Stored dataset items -
○ ○ ○ ○ ○ ○ ○

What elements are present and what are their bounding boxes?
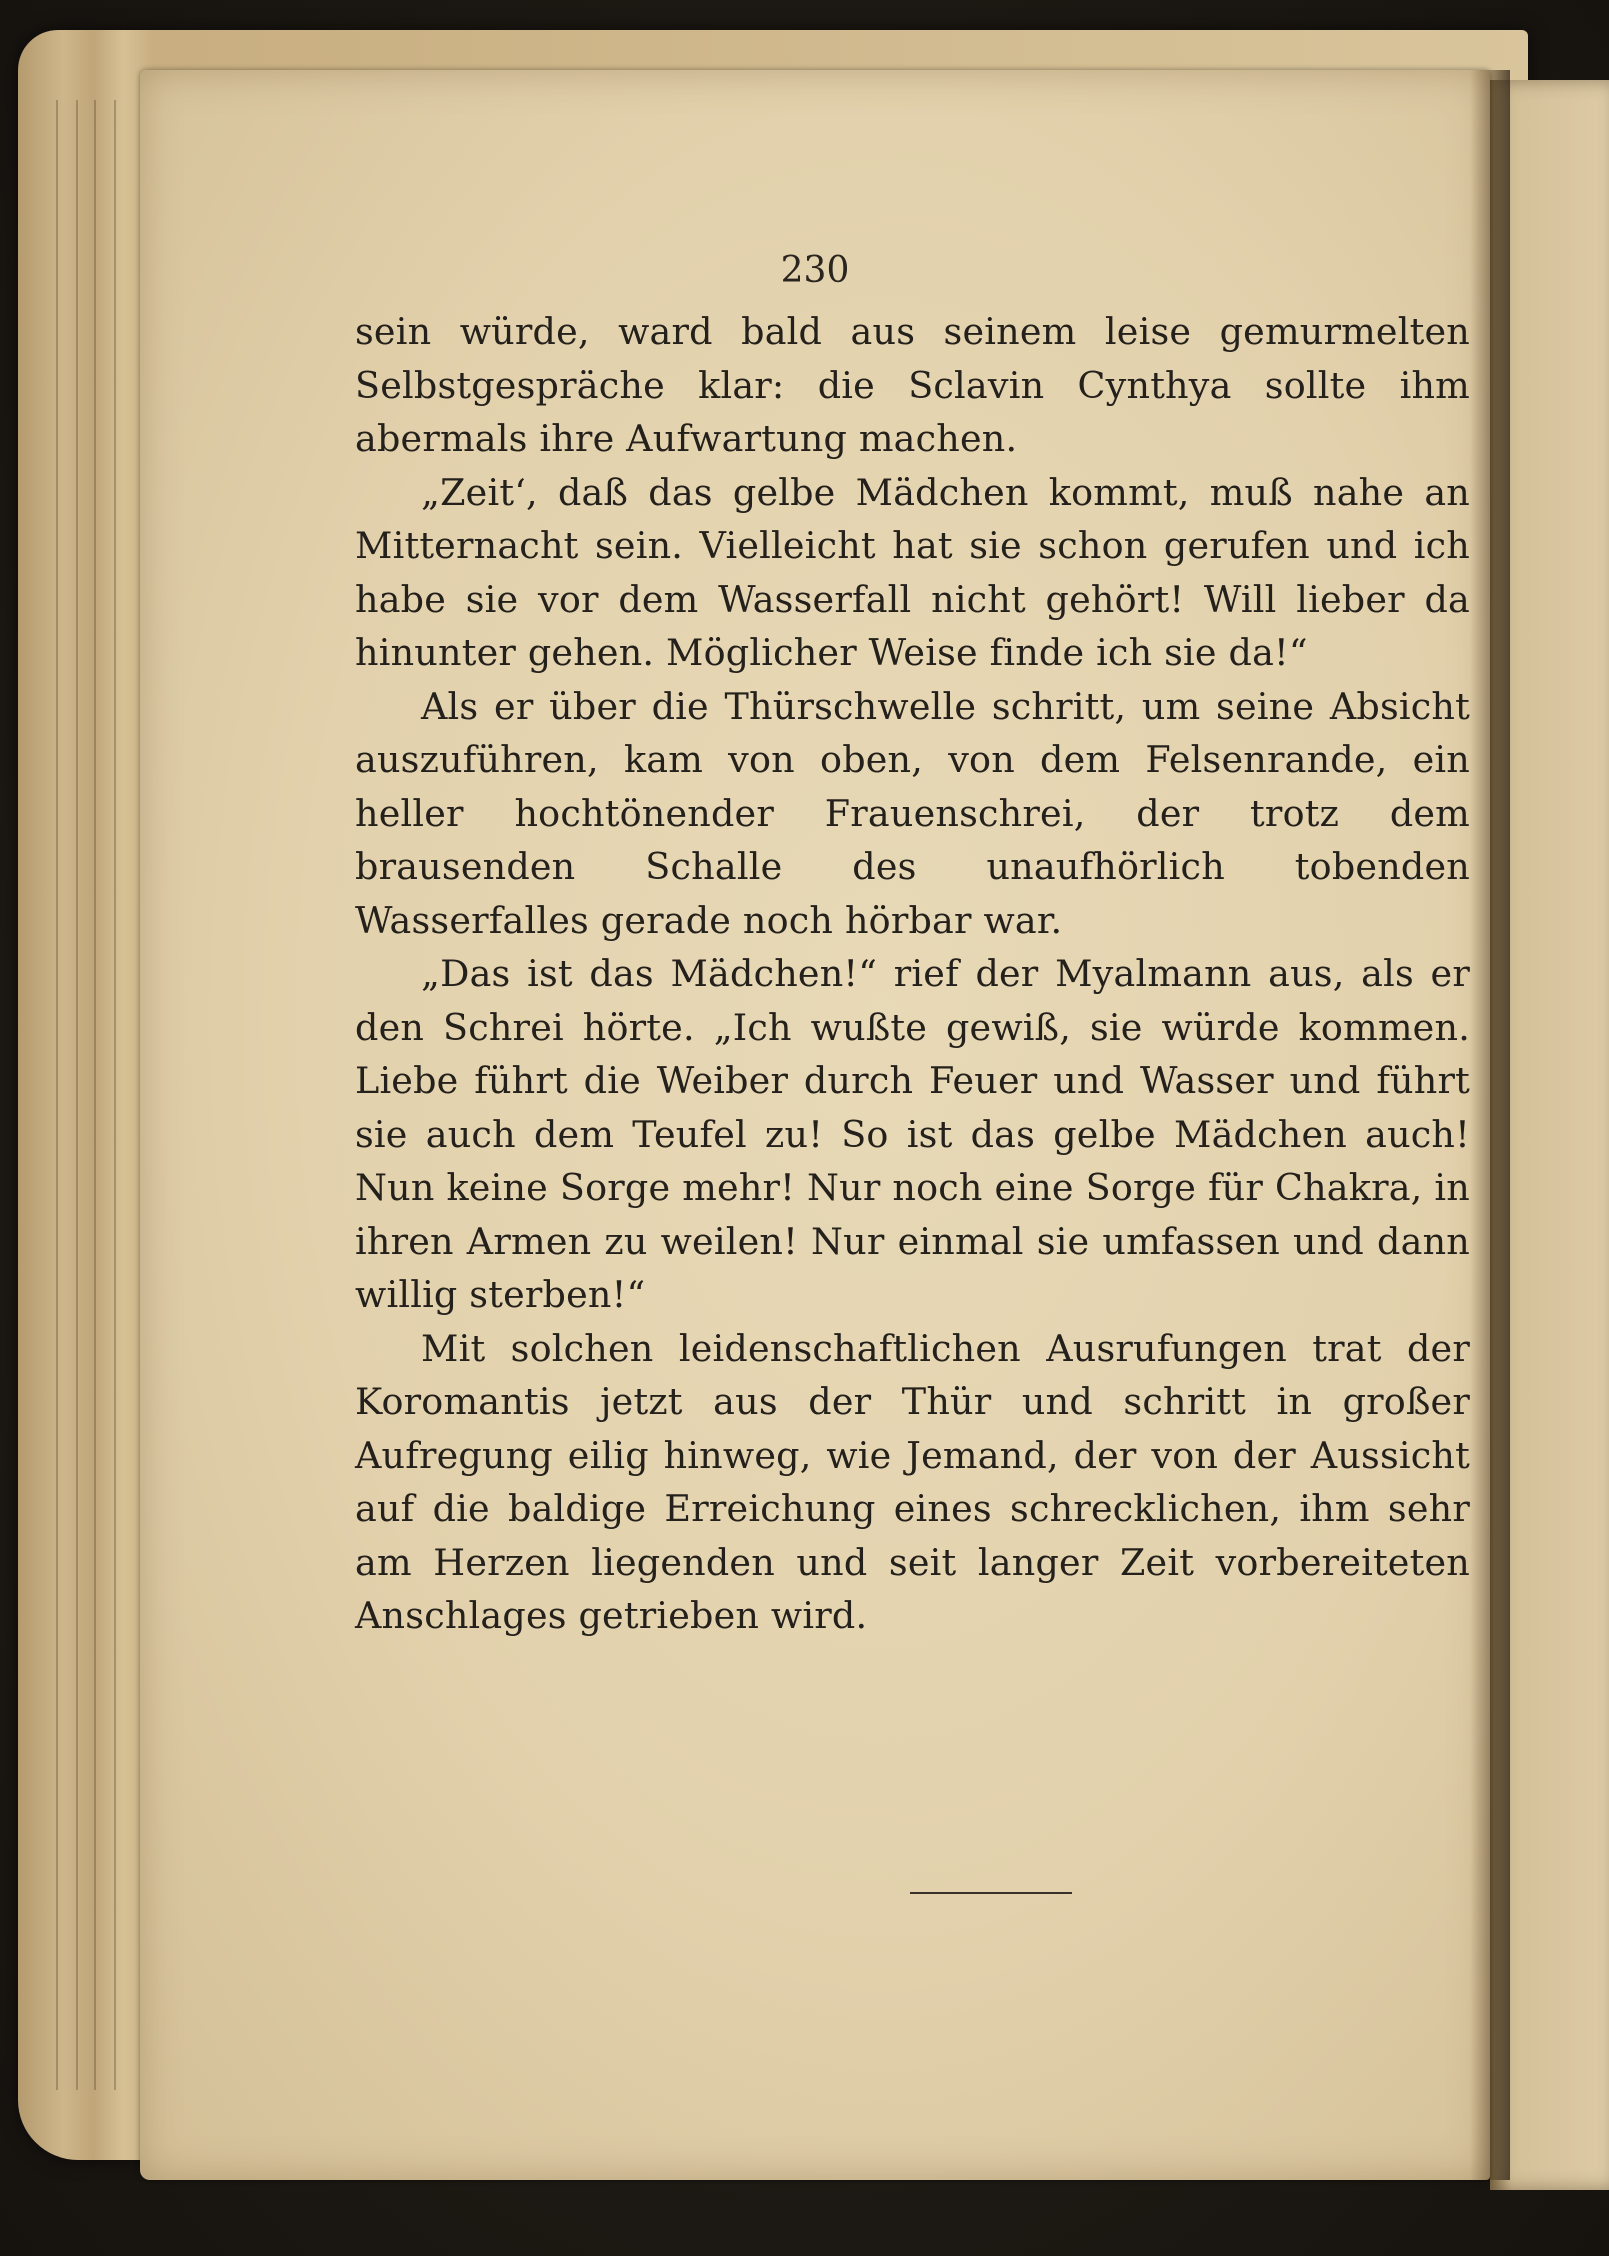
page-edge — [114, 100, 116, 2090]
paragraph: Mit solchen leidenschaftlichen Ausrufungen trat der Koromantis jetzt aus der Thür und schritt in großer Aufregung eilig hinweg, wie Jemand, der von der Aussicht auf die baldige Erreichung eines schrecklichen, ihm sehr am Herzen liegenden und seit langer Zeit vorbereiteten Anschlages getrieben wird. — [355, 1326, 1470, 1637]
section-rule — [910, 1892, 1072, 1894]
paragraph: sein würde, ward bald aus seinem leise gemurmelten Selbstgespräche klar: die Sclavin Cynthya sollte ihm abermals ihre Aufwartung machen. — [355, 310, 1470, 460]
paragraph: „Zeit‘, daß das gelbe Mädchen kommt, muß nahe an Mitternacht sein. Vielleicht hat sie schon gerufen und ich habe sie vor dem Wasserfall nicht gehört! Will lieber da hinunter gehen. Möglicher Weise finde ich sie da!“ — [355, 470, 1470, 674]
body-text — [355, 305, 1470, 1643]
page-edge — [56, 100, 58, 2090]
book-gutter — [1470, 70, 1510, 2180]
paragraph: „Das ist das Mädchen!“ rief der Myalmann aus, als er den Schrei hörte. „Ich wußte gewiß, sie würde kommen. Liebe führt die Weiber durch Feuer und Wasser und führt sie auch dem Teufel zu! So ist das gelbe Mädchen auch! Nun keine Sorge mehr! Nur noch eine Sorge für Chakra, in ihren Armen zu weilen! Nur einmal sie umfassen und dann willig sterben!“ — [355, 952, 1470, 1316]
book-page — [140, 70, 1490, 2180]
paragraph: Als er über die Thürschwelle schritt, um seine Absicht auszuführen, kam von oben, von dem Felsenrande, ein heller hochtönender Frauenschrei, der trotz dem brausenden Schalle des unaufhörlich tobenden Wasserfalles gerade noch hörbar war. — [355, 684, 1470, 942]
page-edge — [94, 100, 96, 2090]
page-edge — [76, 100, 78, 2090]
page-number: 230 — [780, 250, 850, 291]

○ ○ ○ ○ ○ ○ ○

EXERCISE BRIEF -
Copy every line above word for word, omitting the pictures.

OUTPUT FOR THIS TASK -
What elements are present and what are their bounding boxes?
page-edge — [114, 100, 116, 2090]
paragraph: Mit solchen leidenschaftlichen Ausrufungen trat der Koromantis jetzt aus der Thür und schritt in großer Aufregung eilig hinweg, wie Jemand, der von der Aussicht auf die baldige Erreichung eines schrecklichen, ihm sehr am Herzen liegenden und seit langer Zeit vorbereiteten Anschlages getrieben wird. — [355, 1326, 1470, 1637]
section-rule — [910, 1892, 1072, 1894]
paragraph: sein würde, ward bald aus seinem leise gemurmelten Selbstgespräche klar: die Sclavin Cynthya sollte ihm abermals ihre Aufwartung machen. — [355, 310, 1470, 460]
paragraph: „Zeit‘, daß das gelbe Mädchen kommt, muß nahe an Mitternacht sein. Vielleicht hat sie schon gerufen und ich habe sie vor dem Wasserfall nicht gehört! Will lieber da hinunter gehen. Möglicher Weise finde ich sie da!“ — [355, 470, 1470, 674]
body-text — [355, 305, 1470, 1643]
page-edge — [56, 100, 58, 2090]
book-gutter — [1470, 70, 1510, 2180]
paragraph: „Das ist das Mädchen!“ rief der Myalmann aus, als er den Schrei hörte. „Ich wußte gewiß, sie würde kommen. Liebe führt die Weiber durch Feuer und Wasser und führt sie auch dem Teufel zu! So ist das gelbe Mädchen auch! Nun keine Sorge mehr! Nur noch eine Sorge für Chakra, in ihren Armen zu weilen! Nur einmal sie umfassen und dann willig sterben!“ — [355, 952, 1470, 1316]
book-page — [140, 70, 1490, 2180]
paragraph: Als er über die Thürschwelle schritt, um seine Absicht auszuführen, kam von oben, von dem Felsenrande, ein heller hochtönender Frauenschrei, der trotz dem brausenden Schalle des unaufhörlich tobenden Wasserfalles gerade noch hörbar war. — [355, 684, 1470, 942]
page-edge — [94, 100, 96, 2090]
page-edge — [76, 100, 78, 2090]
page-number: 230 — [780, 250, 850, 291]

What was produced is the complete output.